■ Aim: Take the material below and write it all out again exactly.

■ Materials provided:
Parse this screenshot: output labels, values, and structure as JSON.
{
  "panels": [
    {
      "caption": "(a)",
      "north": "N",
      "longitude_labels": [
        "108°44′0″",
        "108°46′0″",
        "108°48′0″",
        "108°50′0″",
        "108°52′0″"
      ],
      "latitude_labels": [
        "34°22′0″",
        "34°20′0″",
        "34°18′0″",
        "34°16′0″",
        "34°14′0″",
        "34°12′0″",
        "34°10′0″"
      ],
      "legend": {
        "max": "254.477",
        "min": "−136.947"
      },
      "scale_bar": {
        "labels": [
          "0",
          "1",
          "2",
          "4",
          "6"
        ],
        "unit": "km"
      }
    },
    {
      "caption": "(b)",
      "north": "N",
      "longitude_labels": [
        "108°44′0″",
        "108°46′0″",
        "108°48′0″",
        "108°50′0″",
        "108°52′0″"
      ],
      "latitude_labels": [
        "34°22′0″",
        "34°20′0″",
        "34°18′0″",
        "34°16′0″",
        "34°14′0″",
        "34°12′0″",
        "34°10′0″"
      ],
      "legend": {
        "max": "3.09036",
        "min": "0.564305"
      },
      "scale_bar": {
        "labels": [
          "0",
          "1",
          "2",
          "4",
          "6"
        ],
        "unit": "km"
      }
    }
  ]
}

■ Solution for this task:
Parse this screenshot: output labels, values, and structure as JSON.
{
  "panels": [
    {
      "caption": "(a)",
      "north": "N",
      "longitude_labels": [
        "108°44′0″",
        "108°46′0″",
        "108°48′0″",
        "108°50′0″",
        "108°52′0″"
      ],
      "latitude_labels": [
        "34°22′0″",
        "34°20′0″",
        "34°18′0″",
        "34°16′0″",
        "34°14′0″",
        "34°12′0″",
        "34°10′0″"
      ],
      "legend": {
        "max": "254.477",
        "min": "−136.947"
      },
      "scale_bar": {
        "labels": [
          "0",
          "1",
          "2",
          "4",
          "6"
        ],
        "unit": "km"
      }
    },
    {
      "caption": "(b)",
      "north": "N",
      "longitude_labels": [
        "108°44′0″",
        "108°46′0″",
        "108°48′0″",
        "108°50′0″",
        "108°52′0″"
      ],
      "latitude_labels": [
        "34°22′0″",
        "34°20′0″",
        "34°18′0″",
        "34°16′0″",
        "34°14′0″",
        "34°12′0″",
        "34°10′0″"
      ],
      "legend": {
        "max": "3.09036",
        "min": "0.564305"
      },
      "scale_bar": {
        "labels": [
          "0",
          "1",
          "2",
          "4",
          "6"
        ],
        "unit": "km"
      }
    }
  ]
}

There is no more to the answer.